Your task: Gather up every line from the entries below that uses the word "springboot".
· · · · · · ·
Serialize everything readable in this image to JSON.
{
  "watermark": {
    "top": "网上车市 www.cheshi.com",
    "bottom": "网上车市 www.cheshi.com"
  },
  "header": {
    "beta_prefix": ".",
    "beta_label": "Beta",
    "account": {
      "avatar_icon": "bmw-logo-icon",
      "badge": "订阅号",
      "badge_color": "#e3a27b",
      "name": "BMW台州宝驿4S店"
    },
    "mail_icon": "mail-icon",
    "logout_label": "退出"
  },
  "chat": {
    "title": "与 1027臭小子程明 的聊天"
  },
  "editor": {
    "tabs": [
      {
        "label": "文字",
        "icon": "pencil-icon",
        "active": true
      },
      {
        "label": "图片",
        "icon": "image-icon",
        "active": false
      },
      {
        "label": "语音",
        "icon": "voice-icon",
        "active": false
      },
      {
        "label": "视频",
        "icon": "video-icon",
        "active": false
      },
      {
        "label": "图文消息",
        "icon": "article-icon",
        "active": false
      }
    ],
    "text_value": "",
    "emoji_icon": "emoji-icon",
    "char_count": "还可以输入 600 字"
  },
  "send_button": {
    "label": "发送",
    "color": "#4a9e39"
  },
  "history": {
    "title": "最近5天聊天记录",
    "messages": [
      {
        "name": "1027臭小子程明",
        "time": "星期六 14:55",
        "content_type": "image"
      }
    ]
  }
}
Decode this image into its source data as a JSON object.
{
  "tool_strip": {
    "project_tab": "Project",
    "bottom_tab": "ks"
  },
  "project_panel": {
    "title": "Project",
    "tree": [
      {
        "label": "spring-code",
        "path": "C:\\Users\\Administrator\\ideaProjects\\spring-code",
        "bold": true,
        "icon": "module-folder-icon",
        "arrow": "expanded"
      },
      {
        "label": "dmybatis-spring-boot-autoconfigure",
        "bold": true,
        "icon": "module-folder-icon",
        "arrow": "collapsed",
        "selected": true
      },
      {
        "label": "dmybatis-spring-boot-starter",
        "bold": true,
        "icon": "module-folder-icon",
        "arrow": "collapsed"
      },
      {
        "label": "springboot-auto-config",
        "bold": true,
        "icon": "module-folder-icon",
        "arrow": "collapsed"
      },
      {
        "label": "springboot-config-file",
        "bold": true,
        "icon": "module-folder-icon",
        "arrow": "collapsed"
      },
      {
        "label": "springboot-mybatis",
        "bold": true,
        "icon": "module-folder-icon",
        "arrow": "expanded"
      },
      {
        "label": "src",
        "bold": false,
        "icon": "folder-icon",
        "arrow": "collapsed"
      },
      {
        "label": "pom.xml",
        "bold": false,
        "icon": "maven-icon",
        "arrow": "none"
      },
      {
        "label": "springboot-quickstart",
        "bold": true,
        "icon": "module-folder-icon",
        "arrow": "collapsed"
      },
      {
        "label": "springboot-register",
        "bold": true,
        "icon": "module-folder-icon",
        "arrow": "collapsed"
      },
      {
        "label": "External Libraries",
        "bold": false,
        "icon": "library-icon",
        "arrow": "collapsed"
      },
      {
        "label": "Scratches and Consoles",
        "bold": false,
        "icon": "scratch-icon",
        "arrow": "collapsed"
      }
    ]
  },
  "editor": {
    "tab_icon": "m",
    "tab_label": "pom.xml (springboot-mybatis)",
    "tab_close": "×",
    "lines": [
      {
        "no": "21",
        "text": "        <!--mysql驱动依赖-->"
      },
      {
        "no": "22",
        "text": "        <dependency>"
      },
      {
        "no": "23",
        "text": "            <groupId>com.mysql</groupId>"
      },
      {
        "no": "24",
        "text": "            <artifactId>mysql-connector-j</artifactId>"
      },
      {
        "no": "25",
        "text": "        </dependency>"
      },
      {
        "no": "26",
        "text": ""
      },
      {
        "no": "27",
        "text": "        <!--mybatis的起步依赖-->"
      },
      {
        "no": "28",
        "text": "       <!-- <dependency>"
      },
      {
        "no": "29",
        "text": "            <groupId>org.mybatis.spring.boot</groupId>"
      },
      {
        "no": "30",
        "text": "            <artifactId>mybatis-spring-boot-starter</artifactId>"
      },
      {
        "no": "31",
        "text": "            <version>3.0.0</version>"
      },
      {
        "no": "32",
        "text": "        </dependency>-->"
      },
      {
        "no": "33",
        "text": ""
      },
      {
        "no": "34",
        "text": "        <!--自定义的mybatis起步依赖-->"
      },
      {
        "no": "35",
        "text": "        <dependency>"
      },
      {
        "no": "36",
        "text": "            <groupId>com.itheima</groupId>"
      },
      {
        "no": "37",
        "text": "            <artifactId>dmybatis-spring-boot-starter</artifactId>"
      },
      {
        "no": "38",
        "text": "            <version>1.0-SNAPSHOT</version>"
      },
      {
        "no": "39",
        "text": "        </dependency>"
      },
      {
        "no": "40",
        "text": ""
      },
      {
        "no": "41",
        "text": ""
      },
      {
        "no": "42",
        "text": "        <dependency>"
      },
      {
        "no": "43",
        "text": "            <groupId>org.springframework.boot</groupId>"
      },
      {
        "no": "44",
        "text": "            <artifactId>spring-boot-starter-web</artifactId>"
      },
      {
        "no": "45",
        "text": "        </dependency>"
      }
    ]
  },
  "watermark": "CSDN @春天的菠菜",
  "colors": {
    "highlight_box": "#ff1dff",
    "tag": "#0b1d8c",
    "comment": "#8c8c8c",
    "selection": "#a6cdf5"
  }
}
· · · · · · ·
Full answer:
        "label": "springboot-auto-config",
        "label": "springboot-config-file",
        "label": "springboot-mybatis",
        "label": "springboot-quickstart",
        "label": "springboot-register",
    "tab_label": "pom.xml (springboot-mybatis)",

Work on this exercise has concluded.